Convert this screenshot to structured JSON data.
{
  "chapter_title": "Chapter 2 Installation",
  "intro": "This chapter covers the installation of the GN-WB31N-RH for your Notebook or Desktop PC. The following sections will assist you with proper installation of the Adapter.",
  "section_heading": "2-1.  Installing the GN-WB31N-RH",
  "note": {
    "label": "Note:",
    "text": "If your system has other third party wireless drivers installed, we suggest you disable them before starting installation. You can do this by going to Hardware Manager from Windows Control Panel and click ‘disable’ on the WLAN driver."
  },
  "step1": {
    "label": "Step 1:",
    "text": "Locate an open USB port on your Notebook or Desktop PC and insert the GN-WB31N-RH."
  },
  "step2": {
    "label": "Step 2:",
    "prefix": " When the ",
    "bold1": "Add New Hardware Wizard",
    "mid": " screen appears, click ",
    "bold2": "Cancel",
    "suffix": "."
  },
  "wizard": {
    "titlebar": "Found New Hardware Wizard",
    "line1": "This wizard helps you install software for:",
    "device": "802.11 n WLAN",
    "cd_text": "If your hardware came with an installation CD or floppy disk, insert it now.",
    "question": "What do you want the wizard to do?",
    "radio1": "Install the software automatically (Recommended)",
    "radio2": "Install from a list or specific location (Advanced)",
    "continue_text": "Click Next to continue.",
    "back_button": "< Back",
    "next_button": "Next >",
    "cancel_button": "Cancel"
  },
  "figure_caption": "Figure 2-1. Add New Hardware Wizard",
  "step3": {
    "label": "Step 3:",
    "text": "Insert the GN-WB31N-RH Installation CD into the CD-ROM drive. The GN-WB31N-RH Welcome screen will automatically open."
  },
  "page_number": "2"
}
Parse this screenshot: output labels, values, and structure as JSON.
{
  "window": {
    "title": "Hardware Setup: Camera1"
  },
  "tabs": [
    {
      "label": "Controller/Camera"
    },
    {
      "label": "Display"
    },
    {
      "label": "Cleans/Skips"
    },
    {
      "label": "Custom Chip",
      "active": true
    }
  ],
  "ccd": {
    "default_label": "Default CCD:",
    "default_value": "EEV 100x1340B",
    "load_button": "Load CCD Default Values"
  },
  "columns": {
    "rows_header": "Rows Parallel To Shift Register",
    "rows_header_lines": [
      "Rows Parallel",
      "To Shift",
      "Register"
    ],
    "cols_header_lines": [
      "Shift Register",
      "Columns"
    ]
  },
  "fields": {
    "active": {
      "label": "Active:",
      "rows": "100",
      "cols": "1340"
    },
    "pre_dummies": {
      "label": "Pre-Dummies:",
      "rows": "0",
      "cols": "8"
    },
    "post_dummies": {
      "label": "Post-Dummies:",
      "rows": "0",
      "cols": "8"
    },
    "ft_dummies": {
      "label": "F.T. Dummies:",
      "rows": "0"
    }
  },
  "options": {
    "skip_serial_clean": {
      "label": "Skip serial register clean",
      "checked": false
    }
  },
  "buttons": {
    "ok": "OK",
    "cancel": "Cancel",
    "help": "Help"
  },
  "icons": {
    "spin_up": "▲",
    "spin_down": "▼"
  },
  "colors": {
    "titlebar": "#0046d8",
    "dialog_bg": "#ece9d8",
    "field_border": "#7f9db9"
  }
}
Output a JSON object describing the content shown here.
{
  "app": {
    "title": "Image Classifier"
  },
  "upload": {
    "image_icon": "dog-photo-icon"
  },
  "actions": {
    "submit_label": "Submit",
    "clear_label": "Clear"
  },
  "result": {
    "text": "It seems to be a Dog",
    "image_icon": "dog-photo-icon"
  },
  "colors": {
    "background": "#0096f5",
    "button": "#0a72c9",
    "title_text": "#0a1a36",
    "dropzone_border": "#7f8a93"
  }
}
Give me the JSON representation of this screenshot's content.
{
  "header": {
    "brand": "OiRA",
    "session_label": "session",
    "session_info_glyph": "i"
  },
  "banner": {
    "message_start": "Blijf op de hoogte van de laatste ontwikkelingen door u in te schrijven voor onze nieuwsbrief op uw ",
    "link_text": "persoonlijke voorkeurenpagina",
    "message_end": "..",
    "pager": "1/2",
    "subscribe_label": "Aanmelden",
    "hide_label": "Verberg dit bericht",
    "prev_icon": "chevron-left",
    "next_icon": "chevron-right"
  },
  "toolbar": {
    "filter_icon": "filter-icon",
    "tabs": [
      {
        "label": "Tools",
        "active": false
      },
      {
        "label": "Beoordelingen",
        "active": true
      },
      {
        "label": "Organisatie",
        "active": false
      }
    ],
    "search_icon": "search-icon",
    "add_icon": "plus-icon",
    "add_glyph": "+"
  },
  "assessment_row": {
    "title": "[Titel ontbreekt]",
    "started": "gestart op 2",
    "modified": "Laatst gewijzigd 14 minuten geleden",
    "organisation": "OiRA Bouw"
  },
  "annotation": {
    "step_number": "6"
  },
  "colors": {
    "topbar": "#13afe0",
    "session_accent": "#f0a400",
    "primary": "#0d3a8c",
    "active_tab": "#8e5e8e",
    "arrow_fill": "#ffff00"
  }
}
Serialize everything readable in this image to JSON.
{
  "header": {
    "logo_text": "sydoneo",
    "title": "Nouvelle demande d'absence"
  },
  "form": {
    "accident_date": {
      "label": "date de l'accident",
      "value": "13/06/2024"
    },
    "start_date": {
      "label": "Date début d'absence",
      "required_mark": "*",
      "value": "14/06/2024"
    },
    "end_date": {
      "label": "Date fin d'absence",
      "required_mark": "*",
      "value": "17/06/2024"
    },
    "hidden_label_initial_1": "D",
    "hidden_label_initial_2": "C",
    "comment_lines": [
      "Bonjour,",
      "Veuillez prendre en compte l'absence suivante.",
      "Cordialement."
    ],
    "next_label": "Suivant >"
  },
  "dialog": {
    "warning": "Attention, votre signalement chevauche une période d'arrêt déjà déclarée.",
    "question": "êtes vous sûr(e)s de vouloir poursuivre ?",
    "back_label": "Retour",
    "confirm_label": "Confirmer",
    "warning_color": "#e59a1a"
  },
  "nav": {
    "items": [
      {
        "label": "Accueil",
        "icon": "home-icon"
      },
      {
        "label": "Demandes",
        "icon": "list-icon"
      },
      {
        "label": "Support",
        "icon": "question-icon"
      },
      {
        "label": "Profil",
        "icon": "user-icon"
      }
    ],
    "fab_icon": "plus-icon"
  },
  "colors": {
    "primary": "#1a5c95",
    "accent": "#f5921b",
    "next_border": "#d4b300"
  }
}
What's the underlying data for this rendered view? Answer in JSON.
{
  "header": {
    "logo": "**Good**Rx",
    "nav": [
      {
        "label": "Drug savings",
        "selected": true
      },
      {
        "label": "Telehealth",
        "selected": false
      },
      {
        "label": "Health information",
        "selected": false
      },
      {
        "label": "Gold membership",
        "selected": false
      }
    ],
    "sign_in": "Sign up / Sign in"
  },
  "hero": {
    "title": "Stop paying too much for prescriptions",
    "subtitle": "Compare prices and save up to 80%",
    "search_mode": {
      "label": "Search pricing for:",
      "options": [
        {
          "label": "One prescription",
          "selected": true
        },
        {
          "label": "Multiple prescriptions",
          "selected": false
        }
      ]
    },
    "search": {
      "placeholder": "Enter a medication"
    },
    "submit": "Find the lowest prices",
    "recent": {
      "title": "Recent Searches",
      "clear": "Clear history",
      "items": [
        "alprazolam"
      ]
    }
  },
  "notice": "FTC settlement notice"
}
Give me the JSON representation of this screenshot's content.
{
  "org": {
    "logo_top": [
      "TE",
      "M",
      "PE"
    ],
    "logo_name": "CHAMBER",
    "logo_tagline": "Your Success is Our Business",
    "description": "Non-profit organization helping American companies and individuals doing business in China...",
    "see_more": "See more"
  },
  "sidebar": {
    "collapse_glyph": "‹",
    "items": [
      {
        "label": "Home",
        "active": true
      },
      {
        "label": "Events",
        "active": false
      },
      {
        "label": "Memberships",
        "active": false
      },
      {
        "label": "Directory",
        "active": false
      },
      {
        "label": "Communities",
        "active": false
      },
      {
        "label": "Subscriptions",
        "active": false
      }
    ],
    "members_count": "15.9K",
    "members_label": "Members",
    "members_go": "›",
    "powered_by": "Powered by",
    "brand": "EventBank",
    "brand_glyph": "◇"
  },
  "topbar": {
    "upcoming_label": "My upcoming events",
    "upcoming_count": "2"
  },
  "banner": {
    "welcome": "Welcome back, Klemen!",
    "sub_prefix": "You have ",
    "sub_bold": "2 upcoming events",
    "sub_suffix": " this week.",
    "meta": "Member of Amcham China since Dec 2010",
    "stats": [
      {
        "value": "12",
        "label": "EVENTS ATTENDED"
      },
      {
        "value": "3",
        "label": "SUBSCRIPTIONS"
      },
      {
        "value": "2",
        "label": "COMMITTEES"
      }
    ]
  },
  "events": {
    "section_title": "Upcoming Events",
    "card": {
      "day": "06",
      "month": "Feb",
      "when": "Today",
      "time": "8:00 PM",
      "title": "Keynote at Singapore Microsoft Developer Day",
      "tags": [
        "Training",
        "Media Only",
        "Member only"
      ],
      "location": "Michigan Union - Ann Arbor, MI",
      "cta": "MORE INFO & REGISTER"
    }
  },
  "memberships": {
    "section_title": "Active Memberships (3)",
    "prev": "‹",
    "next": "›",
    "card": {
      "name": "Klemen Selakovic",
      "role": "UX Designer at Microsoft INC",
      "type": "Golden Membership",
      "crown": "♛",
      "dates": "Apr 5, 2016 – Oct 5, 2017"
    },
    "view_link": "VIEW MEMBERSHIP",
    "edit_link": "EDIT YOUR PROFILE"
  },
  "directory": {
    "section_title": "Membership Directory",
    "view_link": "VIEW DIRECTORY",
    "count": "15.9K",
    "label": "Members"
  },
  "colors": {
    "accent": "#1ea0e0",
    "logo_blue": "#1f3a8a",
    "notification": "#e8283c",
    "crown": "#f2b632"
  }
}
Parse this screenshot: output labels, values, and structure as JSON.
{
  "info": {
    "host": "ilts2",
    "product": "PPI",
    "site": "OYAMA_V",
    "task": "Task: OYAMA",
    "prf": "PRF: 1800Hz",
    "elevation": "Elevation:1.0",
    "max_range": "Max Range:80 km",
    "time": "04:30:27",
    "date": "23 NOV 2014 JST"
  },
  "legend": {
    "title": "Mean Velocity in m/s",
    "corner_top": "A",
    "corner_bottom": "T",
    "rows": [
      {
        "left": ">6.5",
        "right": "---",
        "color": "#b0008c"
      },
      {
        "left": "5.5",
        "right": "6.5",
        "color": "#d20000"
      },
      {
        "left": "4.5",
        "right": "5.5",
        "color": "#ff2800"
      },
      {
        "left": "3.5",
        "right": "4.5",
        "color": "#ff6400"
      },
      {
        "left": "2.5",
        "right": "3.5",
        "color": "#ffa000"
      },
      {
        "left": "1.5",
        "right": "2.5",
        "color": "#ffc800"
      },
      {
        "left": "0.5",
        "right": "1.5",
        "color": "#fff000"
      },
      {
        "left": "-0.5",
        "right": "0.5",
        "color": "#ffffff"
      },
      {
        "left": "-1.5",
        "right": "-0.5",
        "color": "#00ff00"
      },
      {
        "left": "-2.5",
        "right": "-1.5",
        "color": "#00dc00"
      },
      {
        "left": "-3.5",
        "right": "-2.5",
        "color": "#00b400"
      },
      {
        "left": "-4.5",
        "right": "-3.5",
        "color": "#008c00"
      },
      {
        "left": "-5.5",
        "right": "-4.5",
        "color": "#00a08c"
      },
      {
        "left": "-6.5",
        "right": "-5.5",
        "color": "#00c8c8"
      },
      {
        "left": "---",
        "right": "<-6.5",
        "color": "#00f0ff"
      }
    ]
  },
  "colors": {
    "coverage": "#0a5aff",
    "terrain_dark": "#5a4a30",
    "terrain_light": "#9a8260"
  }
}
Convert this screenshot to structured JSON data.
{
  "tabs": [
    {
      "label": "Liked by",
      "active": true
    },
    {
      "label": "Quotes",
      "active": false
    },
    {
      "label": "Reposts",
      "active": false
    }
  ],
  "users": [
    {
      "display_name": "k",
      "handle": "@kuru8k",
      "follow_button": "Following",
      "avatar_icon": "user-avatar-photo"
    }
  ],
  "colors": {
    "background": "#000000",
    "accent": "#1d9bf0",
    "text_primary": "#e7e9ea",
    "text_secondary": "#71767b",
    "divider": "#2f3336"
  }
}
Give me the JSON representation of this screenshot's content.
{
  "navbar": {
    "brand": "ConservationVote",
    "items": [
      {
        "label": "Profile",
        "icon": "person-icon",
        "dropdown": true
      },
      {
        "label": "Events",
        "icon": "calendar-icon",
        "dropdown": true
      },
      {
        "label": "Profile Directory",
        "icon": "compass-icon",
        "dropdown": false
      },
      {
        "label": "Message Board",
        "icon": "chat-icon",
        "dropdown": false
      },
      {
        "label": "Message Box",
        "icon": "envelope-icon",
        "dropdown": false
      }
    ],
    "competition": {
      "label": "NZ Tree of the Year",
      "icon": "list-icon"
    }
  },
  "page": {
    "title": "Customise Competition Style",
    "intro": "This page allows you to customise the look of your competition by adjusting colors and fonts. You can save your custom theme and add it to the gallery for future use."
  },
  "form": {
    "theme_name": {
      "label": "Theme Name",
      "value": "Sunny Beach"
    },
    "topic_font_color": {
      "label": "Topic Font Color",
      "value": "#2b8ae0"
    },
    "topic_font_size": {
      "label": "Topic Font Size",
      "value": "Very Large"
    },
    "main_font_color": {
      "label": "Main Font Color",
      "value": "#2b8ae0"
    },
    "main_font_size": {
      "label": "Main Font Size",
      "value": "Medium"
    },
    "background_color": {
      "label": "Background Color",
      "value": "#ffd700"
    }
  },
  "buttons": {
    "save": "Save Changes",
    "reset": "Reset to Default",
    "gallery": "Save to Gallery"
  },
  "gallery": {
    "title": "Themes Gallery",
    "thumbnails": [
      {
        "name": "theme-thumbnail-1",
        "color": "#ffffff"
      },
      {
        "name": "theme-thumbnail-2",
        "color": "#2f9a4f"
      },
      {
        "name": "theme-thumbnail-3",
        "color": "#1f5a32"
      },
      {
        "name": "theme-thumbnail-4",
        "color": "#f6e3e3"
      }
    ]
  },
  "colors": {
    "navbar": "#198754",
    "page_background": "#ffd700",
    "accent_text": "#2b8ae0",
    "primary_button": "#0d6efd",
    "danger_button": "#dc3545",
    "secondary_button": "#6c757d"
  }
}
++++++++++
#### [Requirement]
Among the entries, how many lines include the word "automatically"? Answer with a single number and nothing further.

#### [Correct output]
2